Exercise task → Select the lines below containing the word "this".

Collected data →
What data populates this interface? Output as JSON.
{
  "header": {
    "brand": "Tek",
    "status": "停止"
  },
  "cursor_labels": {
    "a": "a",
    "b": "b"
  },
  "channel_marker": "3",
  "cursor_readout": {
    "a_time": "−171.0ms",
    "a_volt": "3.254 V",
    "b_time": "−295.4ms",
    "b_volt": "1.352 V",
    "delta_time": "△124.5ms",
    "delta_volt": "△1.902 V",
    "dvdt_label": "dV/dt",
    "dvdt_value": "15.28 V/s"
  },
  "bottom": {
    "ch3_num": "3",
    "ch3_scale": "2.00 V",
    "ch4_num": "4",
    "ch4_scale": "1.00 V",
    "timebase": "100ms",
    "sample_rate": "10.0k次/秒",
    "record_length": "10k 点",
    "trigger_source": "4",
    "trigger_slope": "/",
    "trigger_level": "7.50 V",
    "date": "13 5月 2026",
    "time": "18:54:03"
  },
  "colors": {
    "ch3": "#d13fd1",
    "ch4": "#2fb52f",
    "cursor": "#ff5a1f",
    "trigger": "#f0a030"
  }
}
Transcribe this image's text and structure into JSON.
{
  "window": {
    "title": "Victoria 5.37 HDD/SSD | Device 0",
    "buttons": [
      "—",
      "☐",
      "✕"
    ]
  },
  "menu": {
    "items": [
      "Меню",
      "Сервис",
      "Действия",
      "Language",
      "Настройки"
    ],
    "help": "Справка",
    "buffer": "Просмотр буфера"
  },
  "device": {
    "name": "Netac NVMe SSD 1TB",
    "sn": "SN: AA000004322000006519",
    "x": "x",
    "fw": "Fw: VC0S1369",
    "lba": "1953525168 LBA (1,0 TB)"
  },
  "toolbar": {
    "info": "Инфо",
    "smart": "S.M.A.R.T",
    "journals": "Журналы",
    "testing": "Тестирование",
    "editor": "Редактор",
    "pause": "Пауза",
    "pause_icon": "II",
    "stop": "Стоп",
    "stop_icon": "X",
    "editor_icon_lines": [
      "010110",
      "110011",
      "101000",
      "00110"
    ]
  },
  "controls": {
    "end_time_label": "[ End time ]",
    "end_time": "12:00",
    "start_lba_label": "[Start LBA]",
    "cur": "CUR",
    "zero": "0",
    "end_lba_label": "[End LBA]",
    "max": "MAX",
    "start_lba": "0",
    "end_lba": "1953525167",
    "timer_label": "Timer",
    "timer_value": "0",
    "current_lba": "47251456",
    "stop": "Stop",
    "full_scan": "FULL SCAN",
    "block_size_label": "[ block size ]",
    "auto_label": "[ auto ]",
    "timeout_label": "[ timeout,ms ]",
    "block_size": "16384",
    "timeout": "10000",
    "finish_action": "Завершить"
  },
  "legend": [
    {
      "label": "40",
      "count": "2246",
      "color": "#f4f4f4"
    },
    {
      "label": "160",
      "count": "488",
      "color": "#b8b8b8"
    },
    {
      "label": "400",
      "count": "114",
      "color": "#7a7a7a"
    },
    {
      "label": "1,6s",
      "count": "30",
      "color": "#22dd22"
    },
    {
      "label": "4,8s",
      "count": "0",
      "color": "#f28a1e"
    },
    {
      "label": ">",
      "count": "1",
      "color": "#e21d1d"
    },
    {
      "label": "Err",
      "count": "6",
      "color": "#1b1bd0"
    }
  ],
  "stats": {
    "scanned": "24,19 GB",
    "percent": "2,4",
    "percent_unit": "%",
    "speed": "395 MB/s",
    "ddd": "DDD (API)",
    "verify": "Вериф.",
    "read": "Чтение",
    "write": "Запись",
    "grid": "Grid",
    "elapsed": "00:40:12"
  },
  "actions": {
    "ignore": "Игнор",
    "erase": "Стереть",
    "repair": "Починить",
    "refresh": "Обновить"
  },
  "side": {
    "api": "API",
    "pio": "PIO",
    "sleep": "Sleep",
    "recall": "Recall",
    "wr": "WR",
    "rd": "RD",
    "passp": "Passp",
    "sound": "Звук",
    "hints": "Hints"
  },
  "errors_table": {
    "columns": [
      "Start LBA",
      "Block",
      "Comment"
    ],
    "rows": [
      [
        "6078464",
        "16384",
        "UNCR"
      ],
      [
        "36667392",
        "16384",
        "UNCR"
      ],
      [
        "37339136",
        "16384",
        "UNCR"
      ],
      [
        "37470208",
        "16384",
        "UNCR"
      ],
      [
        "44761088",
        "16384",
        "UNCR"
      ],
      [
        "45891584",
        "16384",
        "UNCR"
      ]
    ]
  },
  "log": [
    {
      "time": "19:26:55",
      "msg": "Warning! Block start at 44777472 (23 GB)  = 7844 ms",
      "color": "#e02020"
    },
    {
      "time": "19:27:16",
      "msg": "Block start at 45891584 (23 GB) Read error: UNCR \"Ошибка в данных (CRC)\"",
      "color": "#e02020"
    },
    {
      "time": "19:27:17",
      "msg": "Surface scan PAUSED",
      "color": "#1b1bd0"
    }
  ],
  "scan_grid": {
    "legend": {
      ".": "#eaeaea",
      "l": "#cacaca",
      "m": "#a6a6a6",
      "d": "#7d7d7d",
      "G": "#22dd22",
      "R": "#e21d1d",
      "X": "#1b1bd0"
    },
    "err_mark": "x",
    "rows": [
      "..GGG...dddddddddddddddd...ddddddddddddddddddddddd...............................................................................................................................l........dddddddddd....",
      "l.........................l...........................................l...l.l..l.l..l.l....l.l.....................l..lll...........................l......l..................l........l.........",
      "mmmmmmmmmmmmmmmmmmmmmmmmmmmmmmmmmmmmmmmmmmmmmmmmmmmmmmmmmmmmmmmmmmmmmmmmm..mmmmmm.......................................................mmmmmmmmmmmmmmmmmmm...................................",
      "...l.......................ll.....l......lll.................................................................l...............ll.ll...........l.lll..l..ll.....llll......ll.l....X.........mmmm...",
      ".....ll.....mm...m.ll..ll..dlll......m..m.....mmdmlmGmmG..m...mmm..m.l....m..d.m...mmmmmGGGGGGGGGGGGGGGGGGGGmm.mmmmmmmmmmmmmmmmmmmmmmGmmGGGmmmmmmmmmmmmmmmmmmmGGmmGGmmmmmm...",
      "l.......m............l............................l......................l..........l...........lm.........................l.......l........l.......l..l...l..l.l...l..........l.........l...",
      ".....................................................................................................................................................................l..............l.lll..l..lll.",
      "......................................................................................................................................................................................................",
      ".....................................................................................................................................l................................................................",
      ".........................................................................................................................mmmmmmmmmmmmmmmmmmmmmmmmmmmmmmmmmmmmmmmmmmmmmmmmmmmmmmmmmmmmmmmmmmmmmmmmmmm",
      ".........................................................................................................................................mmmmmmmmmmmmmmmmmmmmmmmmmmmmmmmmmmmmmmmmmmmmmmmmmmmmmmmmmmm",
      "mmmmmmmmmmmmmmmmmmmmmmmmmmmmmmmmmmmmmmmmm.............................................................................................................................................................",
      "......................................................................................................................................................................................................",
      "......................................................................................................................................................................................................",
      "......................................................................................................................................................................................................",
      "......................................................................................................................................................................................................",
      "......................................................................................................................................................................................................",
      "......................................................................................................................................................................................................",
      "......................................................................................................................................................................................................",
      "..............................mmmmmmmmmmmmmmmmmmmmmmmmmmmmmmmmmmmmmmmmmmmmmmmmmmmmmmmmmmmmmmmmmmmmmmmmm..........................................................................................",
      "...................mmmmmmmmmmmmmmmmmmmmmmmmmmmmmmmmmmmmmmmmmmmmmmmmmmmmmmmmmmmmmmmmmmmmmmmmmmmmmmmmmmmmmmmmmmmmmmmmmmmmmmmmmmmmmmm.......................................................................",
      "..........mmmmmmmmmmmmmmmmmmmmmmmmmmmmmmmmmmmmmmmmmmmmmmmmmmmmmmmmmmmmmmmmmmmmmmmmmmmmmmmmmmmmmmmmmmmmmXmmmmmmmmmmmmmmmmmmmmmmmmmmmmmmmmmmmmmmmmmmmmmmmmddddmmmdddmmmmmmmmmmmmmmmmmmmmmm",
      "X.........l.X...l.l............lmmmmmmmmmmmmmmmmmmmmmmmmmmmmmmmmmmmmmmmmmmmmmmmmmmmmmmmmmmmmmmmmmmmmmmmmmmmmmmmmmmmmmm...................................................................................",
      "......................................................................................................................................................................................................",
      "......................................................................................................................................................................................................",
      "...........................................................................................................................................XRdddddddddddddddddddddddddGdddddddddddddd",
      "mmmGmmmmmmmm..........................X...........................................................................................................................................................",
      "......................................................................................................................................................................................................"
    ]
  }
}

Task solution →
What data populates this interface? Output as JSON.
Transcribe this image's text and structure into JSON.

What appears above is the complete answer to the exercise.